[Data entries for graphics]
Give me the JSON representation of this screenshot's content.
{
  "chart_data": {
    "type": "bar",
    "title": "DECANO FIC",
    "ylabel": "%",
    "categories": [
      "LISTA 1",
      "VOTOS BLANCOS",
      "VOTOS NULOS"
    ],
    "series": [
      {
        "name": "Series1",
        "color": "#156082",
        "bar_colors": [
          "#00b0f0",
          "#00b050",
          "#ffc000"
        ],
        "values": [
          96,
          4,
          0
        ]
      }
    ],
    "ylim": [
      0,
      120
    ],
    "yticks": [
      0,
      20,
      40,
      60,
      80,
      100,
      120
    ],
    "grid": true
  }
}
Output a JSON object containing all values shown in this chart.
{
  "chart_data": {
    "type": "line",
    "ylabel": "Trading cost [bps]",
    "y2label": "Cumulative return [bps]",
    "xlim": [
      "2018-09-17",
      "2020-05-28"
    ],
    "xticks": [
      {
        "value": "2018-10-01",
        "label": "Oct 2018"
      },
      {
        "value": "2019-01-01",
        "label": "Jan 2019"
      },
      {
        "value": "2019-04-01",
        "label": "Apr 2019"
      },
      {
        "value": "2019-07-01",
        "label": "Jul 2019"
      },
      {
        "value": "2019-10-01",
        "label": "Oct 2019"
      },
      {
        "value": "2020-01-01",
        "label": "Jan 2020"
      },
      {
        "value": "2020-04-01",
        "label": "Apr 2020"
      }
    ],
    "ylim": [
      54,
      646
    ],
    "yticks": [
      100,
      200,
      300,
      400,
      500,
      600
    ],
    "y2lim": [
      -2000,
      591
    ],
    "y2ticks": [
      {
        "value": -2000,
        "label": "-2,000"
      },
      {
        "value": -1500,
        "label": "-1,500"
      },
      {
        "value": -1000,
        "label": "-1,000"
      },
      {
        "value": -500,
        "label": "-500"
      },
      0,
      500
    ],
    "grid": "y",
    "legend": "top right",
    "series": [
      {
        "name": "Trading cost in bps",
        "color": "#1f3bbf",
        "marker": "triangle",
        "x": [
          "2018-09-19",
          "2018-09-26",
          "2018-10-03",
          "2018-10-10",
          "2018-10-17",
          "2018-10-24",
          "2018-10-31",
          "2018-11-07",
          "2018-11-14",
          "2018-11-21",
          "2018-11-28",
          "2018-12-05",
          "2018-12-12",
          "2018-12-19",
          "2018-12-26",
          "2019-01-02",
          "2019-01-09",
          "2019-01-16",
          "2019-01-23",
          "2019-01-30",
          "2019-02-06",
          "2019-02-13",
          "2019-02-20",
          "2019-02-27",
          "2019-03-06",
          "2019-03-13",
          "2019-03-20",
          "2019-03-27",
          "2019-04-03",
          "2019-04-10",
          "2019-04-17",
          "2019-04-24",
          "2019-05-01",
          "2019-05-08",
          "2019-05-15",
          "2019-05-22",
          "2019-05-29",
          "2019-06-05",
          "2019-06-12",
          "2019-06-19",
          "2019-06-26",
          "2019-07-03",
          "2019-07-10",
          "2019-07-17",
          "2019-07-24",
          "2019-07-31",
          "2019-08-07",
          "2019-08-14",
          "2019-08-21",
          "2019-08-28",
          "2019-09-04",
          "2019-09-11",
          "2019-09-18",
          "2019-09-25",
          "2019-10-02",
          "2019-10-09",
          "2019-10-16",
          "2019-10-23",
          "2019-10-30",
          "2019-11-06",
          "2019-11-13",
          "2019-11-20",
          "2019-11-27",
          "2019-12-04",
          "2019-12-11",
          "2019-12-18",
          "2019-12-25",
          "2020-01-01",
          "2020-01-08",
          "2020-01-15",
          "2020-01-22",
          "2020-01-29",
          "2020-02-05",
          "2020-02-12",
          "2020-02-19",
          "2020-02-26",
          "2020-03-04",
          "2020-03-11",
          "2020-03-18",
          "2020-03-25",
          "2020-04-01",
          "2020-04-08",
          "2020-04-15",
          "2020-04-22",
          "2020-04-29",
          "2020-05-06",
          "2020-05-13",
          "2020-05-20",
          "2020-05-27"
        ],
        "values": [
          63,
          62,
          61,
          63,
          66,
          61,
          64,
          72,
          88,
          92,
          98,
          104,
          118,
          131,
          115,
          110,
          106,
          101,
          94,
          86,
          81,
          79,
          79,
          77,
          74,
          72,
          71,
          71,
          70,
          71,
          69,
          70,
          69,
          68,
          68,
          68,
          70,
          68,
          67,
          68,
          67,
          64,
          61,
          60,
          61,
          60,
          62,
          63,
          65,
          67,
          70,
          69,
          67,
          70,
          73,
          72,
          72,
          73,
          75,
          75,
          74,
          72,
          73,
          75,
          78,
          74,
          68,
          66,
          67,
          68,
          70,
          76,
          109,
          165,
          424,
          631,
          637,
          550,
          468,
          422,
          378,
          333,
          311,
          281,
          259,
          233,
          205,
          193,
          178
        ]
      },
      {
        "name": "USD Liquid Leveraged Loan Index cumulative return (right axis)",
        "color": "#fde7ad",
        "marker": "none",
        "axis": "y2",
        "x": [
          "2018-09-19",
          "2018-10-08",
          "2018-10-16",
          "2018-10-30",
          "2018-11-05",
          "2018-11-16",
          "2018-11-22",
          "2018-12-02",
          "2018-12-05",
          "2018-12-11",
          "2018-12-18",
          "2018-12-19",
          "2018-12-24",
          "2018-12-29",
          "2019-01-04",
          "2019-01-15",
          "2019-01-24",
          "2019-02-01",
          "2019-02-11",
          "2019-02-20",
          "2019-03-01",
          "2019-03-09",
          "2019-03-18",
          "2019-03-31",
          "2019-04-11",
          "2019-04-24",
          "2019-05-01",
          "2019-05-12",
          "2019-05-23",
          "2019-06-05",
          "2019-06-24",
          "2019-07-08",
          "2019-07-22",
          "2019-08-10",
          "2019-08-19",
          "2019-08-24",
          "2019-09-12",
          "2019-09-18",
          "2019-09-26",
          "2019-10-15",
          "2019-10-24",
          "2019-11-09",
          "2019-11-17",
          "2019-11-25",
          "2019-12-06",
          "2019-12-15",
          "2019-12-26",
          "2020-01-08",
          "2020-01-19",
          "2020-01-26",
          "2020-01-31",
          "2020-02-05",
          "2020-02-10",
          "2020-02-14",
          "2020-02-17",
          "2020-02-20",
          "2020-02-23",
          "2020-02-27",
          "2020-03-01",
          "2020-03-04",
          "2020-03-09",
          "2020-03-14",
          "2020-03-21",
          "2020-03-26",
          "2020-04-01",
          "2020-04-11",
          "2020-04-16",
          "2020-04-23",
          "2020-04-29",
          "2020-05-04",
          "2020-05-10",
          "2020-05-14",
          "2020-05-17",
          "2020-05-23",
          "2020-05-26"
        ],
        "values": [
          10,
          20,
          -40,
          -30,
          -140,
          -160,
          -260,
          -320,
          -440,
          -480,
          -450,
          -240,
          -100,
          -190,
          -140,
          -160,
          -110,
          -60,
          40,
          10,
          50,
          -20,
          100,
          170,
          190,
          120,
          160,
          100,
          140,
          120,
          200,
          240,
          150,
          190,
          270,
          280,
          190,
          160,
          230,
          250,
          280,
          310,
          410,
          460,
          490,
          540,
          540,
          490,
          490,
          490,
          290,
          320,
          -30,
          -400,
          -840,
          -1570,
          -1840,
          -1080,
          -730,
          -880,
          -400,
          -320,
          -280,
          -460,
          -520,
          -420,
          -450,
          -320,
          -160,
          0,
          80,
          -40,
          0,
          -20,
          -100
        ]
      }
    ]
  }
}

Requirement
Please copy out each record, character for character.

Written answer
Give me the JSON representation of this screenshot's content.
{
  "chart_data": {
    "type": "bar",
    "title": "DECANO FIC",
    "ylabel": "%",
    "categories": [
      "LISTA 1",
      "VOTOS BLANCOS",
      "VOTOS NULOS"
    ],
    "series": [
      {
        "name": "Series1",
        "color": "#156082",
        "bar_colors": [
          "#00b0f0",
          "#00b050",
          "#ffc000"
        ],
        "values": [
          96,
          4,
          0
        ]
      }
    ],
    "ylim": [
      0,
      120
    ],
    "yticks": [
      0,
      20,
      40,
      60,
      80,
      100,
      120
    ],
    "grid": true
  }
}
Output a JSON object containing all values shown in this chart.
{
  "chart_data": {
    "type": "line",
    "ylabel": "Trading cost [bps]",
    "y2label": "Cumulative return [bps]",
    "xlim": [
      "2018-09-17",
      "2020-05-28"
    ],
    "xticks": [
      {
        "value": "2018-10-01",
        "label": "Oct 2018"
      },
      {
        "value": "2019-01-01",
        "label": "Jan 2019"
      },
      {
        "value": "2019-04-01",
        "label": "Apr 2019"
      },
      {
        "value": "2019-07-01",
        "label": "Jul 2019"
      },
      {
        "value": "2019-10-01",
        "label": "Oct 2019"
      },
      {
        "value": "2020-01-01",
        "label": "Jan 2020"
      },
      {
        "value": "2020-04-01",
        "label": "Apr 2020"
      }
    ],
    "ylim": [
      54,
      646
    ],
    "yticks": [
      100,
      200,
      300,
      400,
      500,
      600
    ],
    "y2lim": [
      -2000,
      591
    ],
    "y2ticks": [
      {
        "value": -2000,
        "label": "-2,000"
      },
      {
        "value": -1500,
        "label": "-1,500"
      },
      {
        "value": -1000,
        "label": "-1,000"
      },
      {
        "value": -500,
        "label": "-500"
      },
      0,
      500
    ],
    "grid": "y",
    "legend": "top right",
    "series": [
      {
        "name": "Trading cost in bps",
        "color": "#1f3bbf",
        "marker": "triangle",
        "x": [
          "2018-09-19",
          "2018-09-26",
          "2018-10-03",
          "2018-10-10",
          "2018-10-17",
          "2018-10-24",
          "2018-10-31",
          "2018-11-07",
          "2018-11-14",
          "2018-11-21",
          "2018-11-28",
          "2018-12-05",
          "2018-12-12",
          "2018-12-19",
          "2018-12-26",
          "2019-01-02",
          "2019-01-09",
          "2019-01-16",
          "2019-01-23",
          "2019-01-30",
          "2019-02-06",
          "2019-02-13",
          "2019-02-20",
          "2019-02-27",
          "2019-03-06",
          "2019-03-13",
          "2019-03-20",
          "2019-03-27",
          "2019-04-03",
          "2019-04-10",
          "2019-04-17",
          "2019-04-24",
          "2019-05-01",
          "2019-05-08",
          "2019-05-15",
          "2019-05-22",
          "2019-05-29",
          "2019-06-05",
          "2019-06-12",
          "2019-06-19",
          "2019-06-26",
          "2019-07-03",
          "2019-07-10",
          "2019-07-17",
          "2019-07-24",
          "2019-07-31",
          "2019-08-07",
          "2019-08-14",
          "2019-08-21",
          "2019-08-28",
          "2019-09-04",
          "2019-09-11",
          "2019-09-18",
          "2019-09-25",
          "2019-10-02",
          "2019-10-09",
          "2019-10-16",
          "2019-10-23",
          "2019-10-30",
          "2019-11-06",
          "2019-11-13",
          "2019-11-20",
          "2019-11-27",
          "2019-12-04",
          "2019-12-11",
          "2019-12-18",
          "2019-12-25",
          "2020-01-01",
          "2020-01-08",
          "2020-01-15",
          "2020-01-22",
          "2020-01-29",
          "2020-02-05",
          "2020-02-12",
          "2020-02-19",
          "2020-02-26",
          "2020-03-04",
          "2020-03-11",
          "2020-03-18",
          "2020-03-25",
          "2020-04-01",
          "2020-04-08",
          "2020-04-15",
          "2020-04-22",
          "2020-04-29",
          "2020-05-06",
          "2020-05-13",
          "2020-05-20",
          "2020-05-27"
        ],
        "values": [
          63,
          62,
          61,
          63,
          66,
          61,
          64,
          72,
          88,
          92,
          98,
          104,
          118,
          131,
          115,
          110,
          106,
          101,
          94,
          86,
          81,
          79,
          79,
          77,
          74,
          72,
          71,
          71,
          70,
          71,
          69,
          70,
          69,
          68,
          68,
          68,
          70,
          68,
          67,
          68,
          67,
          64,
          61,
          60,
          61,
          60,
          62,
          63,
          65,
          67,
          70,
          69,
          67,
          70,
          73,
          72,
          72,
          73,
          75,
          75,
          74,
          72,
          73,
          75,
          78,
          74,
          68,
          66,
          67,
          68,
          70,
          76,
          109,
          165,
          424,
          631,
          637,
          550,
          468,
          422,
          378,
          333,
          311,
          281,
          259,
          233,
          205,
          193,
          178
        ]
      },
      {
        "name": "USD Liquid Leveraged Loan Index cumulative return (right axis)",
        "color": "#fde7ad",
        "marker": "none",
        "axis": "y2",
        "x": [
          "2018-09-19",
          "2018-10-08",
          "2018-10-16",
          "2018-10-30",
          "2018-11-05",
          "2018-11-16",
          "2018-11-22",
          "2018-12-02",
          "2018-12-05",
          "2018-12-11",
          "2018-12-18",
          "2018-12-19",
          "2018-12-24",
          "2018-12-29",
          "2019-01-04",
          "2019-01-15",
          "2019-01-24",
          "2019-02-01",
          "2019-02-11",
          "2019-02-20",
          "2019-03-01",
          "2019-03-09",
          "2019-03-18",
          "2019-03-31",
          "2019-04-11",
          "2019-04-24",
          "2019-05-01",
          "2019-05-12",
          "2019-05-23",
          "2019-06-05",
          "2019-06-24",
          "2019-07-08",
          "2019-07-22",
          "2019-08-10",
          "2019-08-19",
          "2019-08-24",
          "2019-09-12",
          "2019-09-18",
          "2019-09-26",
          "2019-10-15",
          "2019-10-24",
          "2019-11-09",
          "2019-11-17",
          "2019-11-25",
          "2019-12-06",
          "2019-12-15",
          "2019-12-26",
          "2020-01-08",
          "2020-01-19",
          "2020-01-26",
          "2020-01-31",
          "2020-02-05",
          "2020-02-10",
          "2020-02-14",
          "2020-02-17",
          "2020-02-20",
          "2020-02-23",
          "2020-02-27",
          "2020-03-01",
          "2020-03-04",
          "2020-03-09",
          "2020-03-14",
          "2020-03-21",
          "2020-03-26",
          "2020-04-01",
          "2020-04-11",
          "2020-04-16",
          "2020-04-23",
          "2020-04-29",
          "2020-05-04",
          "2020-05-10",
          "2020-05-14",
          "2020-05-17",
          "2020-05-23",
          "2020-05-26"
        ],
        "values": [
          10,
          20,
          -40,
          -30,
          -140,
          -160,
          -260,
          -320,
          -440,
          -480,
          -450,
          -240,
          -100,
          -190,
          -140,
          -160,
          -110,
          -60,
          40,
          10,
          50,
          -20,
          100,
          170,
          190,
          120,
          160,
          100,
          140,
          120,
          200,
          240,
          150,
          190,
          270,
          280,
          190,
          160,
          230,
          250,
          280,
          310,
          410,
          460,
          490,
          540,
          540,
          490,
          490,
          490,
          290,
          320,
          -30,
          -400,
          -840,
          -1570,
          -1840,
          -1080,
          -730,
          -880,
          -400,
          -320,
          -280,
          -460,
          -520,
          -420,
          -450,
          -320,
          -160,
          0,
          80,
          -40,
          0,
          -20,
          -100
        ]
      }
    ]
  }
}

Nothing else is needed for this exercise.